▸ **SHORT TASK**: How many lines of the records below contain the word "value"? Answer with the number alone.

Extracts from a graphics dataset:
........

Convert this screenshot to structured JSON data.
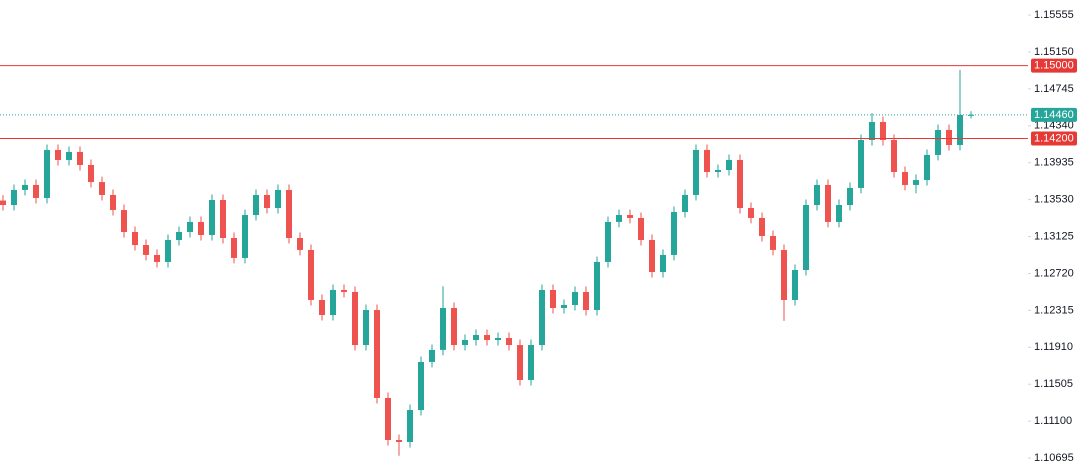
{
  "chart_data": {
    "type": "candlestick",
    "up_color": "#26a69a",
    "down_color": "#ef5350",
    "ylim": [
      1.1052,
      1.1572
    ],
    "yticks": [
      1.15555,
      {
        "value": 1.1515,
        "label": "1.15150"
      },
      1.14745,
      {
        "value": 1.1434,
        "label": "1.14340"
      },
      1.13935,
      {
        "value": 1.1353,
        "label": "1.13530"
      },
      1.13125,
      {
        "value": 1.1272,
        "label": "1.12720"
      },
      1.12315,
      {
        "value": 1.1191,
        "label": "1.11910"
      },
      1.11505,
      {
        "value": 1.111,
        "label": "1.11100"
      },
      1.10695
    ],
    "levels": [
      {
        "value": 1.15,
        "label": "1.15000",
        "color": "#e53935",
        "style": "solid"
      },
      {
        "value": 1.142,
        "label": "1.14200",
        "color": "#e53935",
        "style": "solid"
      },
      {
        "value": 1.1446,
        "label": "1.14460",
        "color": "#26a69a",
        "style": "dotted"
      }
    ],
    "candles": [
      [
        1.1352,
        1.1358,
        1.13411,
        1.13471
      ],
      [
        1.13471,
        1.13696,
        1.13411,
        1.13636
      ],
      [
        1.13636,
        1.13751,
        1.13576,
        1.13691
      ],
      [
        1.13691,
        1.13751,
        1.13488,
        1.13548
      ],
      [
        1.13548,
        1.14135,
        1.13488,
        1.14075
      ],
      [
        1.14075,
        1.14135,
        1.13905,
        1.13965
      ],
      [
        1.13965,
        1.14113,
        1.13905,
        1.14053
      ],
      [
        1.14053,
        1.14113,
        1.1385,
        1.1391
      ],
      [
        1.1391,
        1.1397,
        1.13663,
        1.13723
      ],
      [
        1.13723,
        1.13783,
        1.13521,
        1.13581
      ],
      [
        1.13581,
        1.13641,
        1.13356,
        1.13416
      ],
      [
        1.13416,
        1.13476,
        1.13115,
        1.13175
      ],
      [
        1.13175,
        1.13235,
        1.12972,
        1.13032
      ],
      [
        1.13032,
        1.13092,
        1.12863,
        1.12923
      ],
      [
        1.12923,
        1.12983,
        1.12786,
        1.12846
      ],
      [
        1.12846,
        1.13147,
        1.12786,
        1.13087
      ],
      [
        1.13087,
        1.13235,
        1.13027,
        1.13175
      ],
      [
        1.13175,
        1.13345,
        1.13115,
        1.13285
      ],
      [
        1.13285,
        1.13345,
        1.13082,
        1.13142
      ],
      [
        1.13142,
        1.13586,
        1.13082,
        1.13526
      ],
      [
        1.13526,
        1.13586,
        1.13049,
        1.13109
      ],
      [
        1.13109,
        1.13169,
        1.1283,
        1.1289
      ],
      [
        1.1289,
        1.13421,
        1.1283,
        1.13361
      ],
      [
        1.13361,
        1.13641,
        1.13301,
        1.13581
      ],
      [
        1.13581,
        1.13641,
        1.13378,
        1.13438
      ],
      [
        1.13438,
        1.13696,
        1.13378,
        1.13636
      ],
      [
        1.13636,
        1.13696,
        1.13049,
        1.13109
      ],
      [
        1.13109,
        1.13169,
        1.12918,
        1.12978
      ],
      [
        1.12978,
        1.13038,
        1.12369,
        1.12429
      ],
      [
        1.12429,
        1.12489,
        1.12204,
        1.12264
      ],
      [
        1.12264,
        1.12599,
        1.12204,
        1.12539
      ],
      [
        1.12539,
        1.12599,
        1.12457,
        1.12517
      ],
      [
        1.12517,
        1.12577,
        1.11875,
        1.11935
      ],
      [
        1.11935,
        1.12379,
        1.11875,
        1.12319
      ],
      [
        1.12319,
        1.12379,
        1.11294,
        1.11354
      ],
      [
        1.11354,
        1.11414,
        1.10833,
        1.10893
      ],
      [
        1.10893,
        1.10953,
        1.1072,
        1.10871
      ],
      [
        1.10871,
        1.11282,
        1.10811,
        1.11222
      ],
      [
        1.11222,
        1.11809,
        1.11162,
        1.11749
      ],
      [
        1.11749,
        1.11941,
        1.11689,
        1.11881
      ],
      [
        1.11881,
        1.1258,
        1.11821,
        1.12341
      ],
      [
        1.12341,
        1.12401,
        1.11875,
        1.11935
      ],
      [
        1.11935,
        1.1205,
        1.11875,
        1.1199
      ],
      [
        1.1199,
        1.12105,
        1.1193,
        1.12045
      ],
      [
        1.12045,
        1.12105,
        1.1193,
        1.1199
      ],
      [
        1.1199,
        1.12072,
        1.1193,
        1.12012
      ],
      [
        1.12012,
        1.12072,
        1.11875,
        1.11935
      ],
      [
        1.11935,
        1.11995,
        1.11491,
        1.11551
      ],
      [
        1.11551,
        1.11995,
        1.11491,
        1.11935
      ],
      [
        1.11935,
        1.12599,
        1.11875,
        1.12539
      ],
      [
        1.12539,
        1.12599,
        1.12281,
        1.12341
      ],
      [
        1.12341,
        1.12434,
        1.12281,
        1.12374
      ],
      [
        1.12374,
        1.12577,
        1.12314,
        1.12517
      ],
      [
        1.12517,
        1.12577,
        1.12259,
        1.12319
      ],
      [
        1.12319,
        1.12906,
        1.12259,
        1.12846
      ],
      [
        1.12846,
        1.13345,
        1.12786,
        1.13285
      ],
      [
        1.13285,
        1.13421,
        1.13225,
        1.13361
      ],
      [
        1.13361,
        1.13421,
        1.13269,
        1.13329
      ],
      [
        1.13329,
        1.13389,
        1.13027,
        1.13087
      ],
      [
        1.13087,
        1.13147,
        1.12676,
        1.12736
      ],
      [
        1.12736,
        1.12983,
        1.12676,
        1.12923
      ],
      [
        1.12923,
        1.13454,
        1.12863,
        1.13394
      ],
      [
        1.13394,
        1.13641,
        1.13334,
        1.13581
      ],
      [
        1.13581,
        1.14135,
        1.13521,
        1.14075
      ],
      [
        1.14075,
        1.14135,
        1.13773,
        1.13833
      ],
      [
        1.13833,
        1.13915,
        1.13773,
        1.13855
      ],
      [
        1.13855,
        1.14025,
        1.13795,
        1.13965
      ],
      [
        1.13965,
        1.14025,
        1.13378,
        1.13438
      ],
      [
        1.13438,
        1.13498,
        1.13269,
        1.13329
      ],
      [
        1.13329,
        1.13389,
        1.13071,
        1.13131
      ],
      [
        1.13131,
        1.13191,
        1.12918,
        1.12978
      ],
      [
        1.12978,
        1.13038,
        1.122,
        1.12429
      ],
      [
        1.12429,
        1.12818,
        1.12369,
        1.12758
      ],
      [
        1.12758,
        1.13531,
        1.12698,
        1.13471
      ],
      [
        1.13471,
        1.13751,
        1.13411,
        1.13691
      ],
      [
        1.13691,
        1.13751,
        1.13225,
        1.13285
      ],
      [
        1.13285,
        1.13531,
        1.13225,
        1.13471
      ],
      [
        1.13471,
        1.13718,
        1.13411,
        1.13658
      ],
      [
        1.13658,
        1.14244,
        1.13598,
        1.14184
      ],
      [
        1.14184,
        1.1448,
        1.14124,
        1.14382
      ],
      [
        1.14382,
        1.14442,
        1.14124,
        1.14184
      ],
      [
        1.14184,
        1.14244,
        1.13773,
        1.13833
      ],
      [
        1.13833,
        1.13893,
        1.13631,
        1.13691
      ],
      [
        1.13691,
        1.13805,
        1.136,
        1.13745
      ],
      [
        1.13745,
        1.1408,
        1.13685,
        1.1402
      ],
      [
        1.1402,
        1.14354,
        1.1396,
        1.14294
      ],
      [
        1.14294,
        1.14354,
        1.14069,
        1.14129
      ],
      [
        1.14129,
        1.14952,
        1.14069,
        1.14458
      ],
      [
        1.14458,
        1.145,
        1.1442,
        1.1446
      ]
    ]
  }
}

........

▸ **EXERCISE RESPONSE**: 9